Recorded data

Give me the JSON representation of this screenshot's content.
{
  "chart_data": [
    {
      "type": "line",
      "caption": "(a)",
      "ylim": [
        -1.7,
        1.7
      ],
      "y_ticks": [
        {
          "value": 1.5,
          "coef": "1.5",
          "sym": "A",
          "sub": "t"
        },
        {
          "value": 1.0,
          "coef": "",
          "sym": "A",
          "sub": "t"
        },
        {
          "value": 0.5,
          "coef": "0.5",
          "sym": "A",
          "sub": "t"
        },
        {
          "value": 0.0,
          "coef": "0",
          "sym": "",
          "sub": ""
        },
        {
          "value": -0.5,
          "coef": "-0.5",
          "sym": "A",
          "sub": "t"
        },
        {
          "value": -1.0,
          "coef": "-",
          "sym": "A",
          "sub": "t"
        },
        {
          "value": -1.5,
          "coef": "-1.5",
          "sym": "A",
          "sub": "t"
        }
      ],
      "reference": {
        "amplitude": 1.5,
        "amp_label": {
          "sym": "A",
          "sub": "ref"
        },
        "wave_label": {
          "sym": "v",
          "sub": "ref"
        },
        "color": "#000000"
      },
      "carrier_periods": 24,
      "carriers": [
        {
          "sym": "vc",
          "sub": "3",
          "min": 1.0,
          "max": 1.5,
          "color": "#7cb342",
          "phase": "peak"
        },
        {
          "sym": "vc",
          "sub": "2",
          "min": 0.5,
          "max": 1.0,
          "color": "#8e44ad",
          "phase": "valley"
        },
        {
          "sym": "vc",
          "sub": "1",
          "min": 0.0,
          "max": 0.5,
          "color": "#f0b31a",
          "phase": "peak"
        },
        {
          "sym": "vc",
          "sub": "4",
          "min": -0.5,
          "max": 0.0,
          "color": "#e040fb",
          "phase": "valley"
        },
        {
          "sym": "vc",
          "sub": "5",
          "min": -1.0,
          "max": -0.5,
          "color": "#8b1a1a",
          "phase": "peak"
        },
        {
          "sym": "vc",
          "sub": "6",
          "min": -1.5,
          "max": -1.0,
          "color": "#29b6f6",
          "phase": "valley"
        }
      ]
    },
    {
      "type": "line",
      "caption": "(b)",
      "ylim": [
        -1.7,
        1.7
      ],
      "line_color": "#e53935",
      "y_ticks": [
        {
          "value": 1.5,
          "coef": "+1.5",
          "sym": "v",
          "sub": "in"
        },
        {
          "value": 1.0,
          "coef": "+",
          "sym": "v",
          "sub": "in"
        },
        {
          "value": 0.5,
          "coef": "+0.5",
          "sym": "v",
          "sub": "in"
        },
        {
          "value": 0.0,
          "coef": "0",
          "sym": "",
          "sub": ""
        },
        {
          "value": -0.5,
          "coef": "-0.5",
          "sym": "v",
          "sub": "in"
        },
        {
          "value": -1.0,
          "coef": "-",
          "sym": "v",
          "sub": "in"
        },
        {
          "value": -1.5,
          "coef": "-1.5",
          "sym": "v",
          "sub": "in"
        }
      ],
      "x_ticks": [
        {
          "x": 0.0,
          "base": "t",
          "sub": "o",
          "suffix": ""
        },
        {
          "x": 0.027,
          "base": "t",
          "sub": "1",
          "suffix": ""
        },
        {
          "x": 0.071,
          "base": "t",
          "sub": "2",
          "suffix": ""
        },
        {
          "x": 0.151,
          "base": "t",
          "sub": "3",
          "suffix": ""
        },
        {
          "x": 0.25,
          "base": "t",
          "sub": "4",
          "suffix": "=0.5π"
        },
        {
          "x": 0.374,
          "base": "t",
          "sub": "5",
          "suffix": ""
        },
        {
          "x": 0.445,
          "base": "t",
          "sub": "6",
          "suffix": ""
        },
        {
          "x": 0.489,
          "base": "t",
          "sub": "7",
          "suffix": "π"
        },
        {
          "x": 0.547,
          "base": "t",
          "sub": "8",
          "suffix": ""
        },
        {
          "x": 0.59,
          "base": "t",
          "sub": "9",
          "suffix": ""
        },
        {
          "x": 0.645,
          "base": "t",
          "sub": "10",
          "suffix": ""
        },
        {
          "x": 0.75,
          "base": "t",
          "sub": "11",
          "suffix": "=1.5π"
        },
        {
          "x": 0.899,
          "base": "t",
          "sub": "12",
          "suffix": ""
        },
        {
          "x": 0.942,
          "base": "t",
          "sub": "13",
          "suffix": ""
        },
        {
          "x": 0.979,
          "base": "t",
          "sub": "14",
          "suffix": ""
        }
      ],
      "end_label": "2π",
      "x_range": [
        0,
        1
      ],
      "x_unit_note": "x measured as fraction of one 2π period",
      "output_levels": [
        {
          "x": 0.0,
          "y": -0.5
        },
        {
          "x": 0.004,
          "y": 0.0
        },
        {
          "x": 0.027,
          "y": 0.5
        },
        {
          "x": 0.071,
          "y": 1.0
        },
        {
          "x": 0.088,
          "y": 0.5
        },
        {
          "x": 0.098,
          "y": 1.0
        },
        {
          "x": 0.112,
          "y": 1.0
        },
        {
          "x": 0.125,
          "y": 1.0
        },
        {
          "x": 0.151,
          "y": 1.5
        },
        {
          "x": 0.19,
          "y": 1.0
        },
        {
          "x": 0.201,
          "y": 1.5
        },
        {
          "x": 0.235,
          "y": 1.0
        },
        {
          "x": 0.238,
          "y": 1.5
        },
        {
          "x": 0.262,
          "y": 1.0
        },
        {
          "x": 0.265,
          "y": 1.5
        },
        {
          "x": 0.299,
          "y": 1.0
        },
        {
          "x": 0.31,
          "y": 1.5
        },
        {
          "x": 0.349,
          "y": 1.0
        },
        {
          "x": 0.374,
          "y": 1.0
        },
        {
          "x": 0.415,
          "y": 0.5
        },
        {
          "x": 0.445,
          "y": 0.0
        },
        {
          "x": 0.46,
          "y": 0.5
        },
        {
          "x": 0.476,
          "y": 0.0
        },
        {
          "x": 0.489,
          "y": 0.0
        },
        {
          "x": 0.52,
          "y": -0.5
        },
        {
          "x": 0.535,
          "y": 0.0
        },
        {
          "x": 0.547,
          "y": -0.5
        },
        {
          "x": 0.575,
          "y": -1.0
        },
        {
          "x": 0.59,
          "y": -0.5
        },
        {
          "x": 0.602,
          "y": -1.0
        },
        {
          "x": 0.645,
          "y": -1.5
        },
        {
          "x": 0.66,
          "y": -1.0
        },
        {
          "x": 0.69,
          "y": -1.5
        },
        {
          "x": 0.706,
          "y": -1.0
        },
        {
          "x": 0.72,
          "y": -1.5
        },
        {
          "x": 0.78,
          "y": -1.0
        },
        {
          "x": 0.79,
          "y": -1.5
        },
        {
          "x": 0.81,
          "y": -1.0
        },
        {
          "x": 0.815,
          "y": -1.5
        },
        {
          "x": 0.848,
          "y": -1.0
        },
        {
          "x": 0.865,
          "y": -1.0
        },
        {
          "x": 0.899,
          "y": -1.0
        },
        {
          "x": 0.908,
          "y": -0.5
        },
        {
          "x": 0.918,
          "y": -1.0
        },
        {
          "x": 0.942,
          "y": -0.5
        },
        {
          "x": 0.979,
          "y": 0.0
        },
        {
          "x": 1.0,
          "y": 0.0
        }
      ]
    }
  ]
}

Task. Restate the data above word for word.

Answer for the task.
Give me the JSON representation of this screenshot's content.
{
  "chart_data": [
    {
      "type": "line",
      "caption": "(a)",
      "ylim": [
        -1.7,
        1.7
      ],
      "y_ticks": [
        {
          "value": 1.5,
          "coef": "1.5",
          "sym": "A",
          "sub": "t"
        },
        {
          "value": 1.0,
          "coef": "",
          "sym": "A",
          "sub": "t"
        },
        {
          "value": 0.5,
          "coef": "0.5",
          "sym": "A",
          "sub": "t"
        },
        {
          "value": 0.0,
          "coef": "0",
          "sym": "",
          "sub": ""
        },
        {
          "value": -0.5,
          "coef": "-0.5",
          "sym": "A",
          "sub": "t"
        },
        {
          "value": -1.0,
          "coef": "-",
          "sym": "A",
          "sub": "t"
        },
        {
          "value": -1.5,
          "coef": "-1.5",
          "sym": "A",
          "sub": "t"
        }
      ],
      "reference": {
        "amplitude": 1.5,
        "amp_label": {
          "sym": "A",
          "sub": "ref"
        },
        "wave_label": {
          "sym": "v",
          "sub": "ref"
        },
        "color": "#000000"
      },
      "carrier_periods": 24,
      "carriers": [
        {
          "sym": "vc",
          "sub": "3",
          "min": 1.0,
          "max": 1.5,
          "color": "#7cb342",
          "phase": "peak"
        },
        {
          "sym": "vc",
          "sub": "2",
          "min": 0.5,
          "max": 1.0,
          "color": "#8e44ad",
          "phase": "valley"
        },
        {
          "sym": "vc",
          "sub": "1",
          "min": 0.0,
          "max": 0.5,
          "color": "#f0b31a",
          "phase": "peak"
        },
        {
          "sym": "vc",
          "sub": "4",
          "min": -0.5,
          "max": 0.0,
          "color": "#e040fb",
          "phase": "valley"
        },
        {
          "sym": "vc",
          "sub": "5",
          "min": -1.0,
          "max": -0.5,
          "color": "#8b1a1a",
          "phase": "peak"
        },
        {
          "sym": "vc",
          "sub": "6",
          "min": -1.5,
          "max": -1.0,
          "color": "#29b6f6",
          "phase": "valley"
        }
      ]
    },
    {
      "type": "line",
      "caption": "(b)",
      "ylim": [
        -1.7,
        1.7
      ],
      "line_color": "#e53935",
      "y_ticks": [
        {
          "value": 1.5,
          "coef": "+1.5",
          "sym": "v",
          "sub": "in"
        },
        {
          "value": 1.0,
          "coef": "+",
          "sym": "v",
          "sub": "in"
        },
        {
          "value": 0.5,
          "coef": "+0.5",
          "sym": "v",
          "sub": "in"
        },
        {
          "value": 0.0,
          "coef": "0",
          "sym": "",
          "sub": ""
        },
        {
          "value": -0.5,
          "coef": "-0.5",
          "sym": "v",
          "sub": "in"
        },
        {
          "value": -1.0,
          "coef": "-",
          "sym": "v",
          "sub": "in"
        },
        {
          "value": -1.5,
          "coef": "-1.5",
          "sym": "v",
          "sub": "in"
        }
      ],
      "x_ticks": [
        {
          "x": 0.0,
          "base": "t",
          "sub": "o",
          "suffix": ""
        },
        {
          "x": 0.027,
          "base": "t",
          "sub": "1",
          "suffix": ""
        },
        {
          "x": 0.071,
          "base": "t",
          "sub": "2",
          "suffix": ""
        },
        {
          "x": 0.151,
          "base": "t",
          "sub": "3",
          "suffix": ""
        },
        {
          "x": 0.25,
          "base": "t",
          "sub": "4",
          "suffix": "=0.5π"
        },
        {
          "x": 0.374,
          "base": "t",
          "sub": "5",
          "suffix": ""
        },
        {
          "x": 0.445,
          "base": "t",
          "sub": "6",
          "suffix": ""
        },
        {
          "x": 0.489,
          "base": "t",
          "sub": "7",
          "suffix": "π"
        },
        {
          "x": 0.547,
          "base": "t",
          "sub": "8",
          "suffix": ""
        },
        {
          "x": 0.59,
          "base": "t",
          "sub": "9",
          "suffix": ""
        },
        {
          "x": 0.645,
          "base": "t",
          "sub": "10",
          "suffix": ""
        },
        {
          "x": 0.75,
          "base": "t",
          "sub": "11",
          "suffix": "=1.5π"
        },
        {
          "x": 0.899,
          "base": "t",
          "sub": "12",
          "suffix": ""
        },
        {
          "x": 0.942,
          "base": "t",
          "sub": "13",
          "suffix": ""
        },
        {
          "x": 0.979,
          "base": "t",
          "sub": "14",
          "suffix": ""
        }
      ],
      "end_label": "2π",
      "x_range": [
        0,
        1
      ],
      "x_unit_note": "x measured as fraction of one 2π period",
      "output_levels": [
        {
          "x": 0.0,
          "y": -0.5
        },
        {
          "x": 0.004,
          "y": 0.0
        },
        {
          "x": 0.027,
          "y": 0.5
        },
        {
          "x": 0.071,
          "y": 1.0
        },
        {
          "x": 0.088,
          "y": 0.5
        },
        {
          "x": 0.098,
          "y": 1.0
        },
        {
          "x": 0.112,
          "y": 1.0
        },
        {
          "x": 0.125,
          "y": 1.0
        },
        {
          "x": 0.151,
          "y": 1.5
        },
        {
          "x": 0.19,
          "y": 1.0
        },
        {
          "x": 0.201,
          "y": 1.5
        },
        {
          "x": 0.235,
          "y": 1.0
        },
        {
          "x": 0.238,
          "y": 1.5
        },
        {
          "x": 0.262,
          "y": 1.0
        },
        {
          "x": 0.265,
          "y": 1.5
        },
        {
          "x": 0.299,
          "y": 1.0
        },
        {
          "x": 0.31,
          "y": 1.5
        },
        {
          "x": 0.349,
          "y": 1.0
        },
        {
          "x": 0.374,
          "y": 1.0
        },
        {
          "x": 0.415,
          "y": 0.5
        },
        {
          "x": 0.445,
          "y": 0.0
        },
        {
          "x": 0.46,
          "y": 0.5
        },
        {
          "x": 0.476,
          "y": 0.0
        },
        {
          "x": 0.489,
          "y": 0.0
        },
        {
          "x": 0.52,
          "y": -0.5
        },
        {
          "x": 0.535,
          "y": 0.0
        },
        {
          "x": 0.547,
          "y": -0.5
        },
        {
          "x": 0.575,
          "y": -1.0
        },
        {
          "x": 0.59,
          "y": -0.5
        },
        {
          "x": 0.602,
          "y": -1.0
        },
        {
          "x": 0.645,
          "y": -1.5
        },
        {
          "x": 0.66,
          "y": -1.0
        },
        {
          "x": 0.69,
          "y": -1.5
        },
        {
          "x": 0.706,
          "y": -1.0
        },
        {
          "x": 0.72,
          "y": -1.5
        },
        {
          "x": 0.78,
          "y": -1.0
        },
        {
          "x": 0.79,
          "y": -1.5
        },
        {
          "x": 0.81,
          "y": -1.0
        },
        {
          "x": 0.815,
          "y": -1.5
        },
        {
          "x": 0.848,
          "y": -1.0
        },
        {
          "x": 0.865,
          "y": -1.0
        },
        {
          "x": 0.899,
          "y": -1.0
        },
        {
          "x": 0.908,
          "y": -0.5
        },
        {
          "x": 0.918,
          "y": -1.0
        },
        {
          "x": 0.942,
          "y": -0.5
        },
        {
          "x": 0.979,
          "y": 0.0
        },
        {
          "x": 1.0,
          "y": 0.0
        }
      ]
    }
  ]
}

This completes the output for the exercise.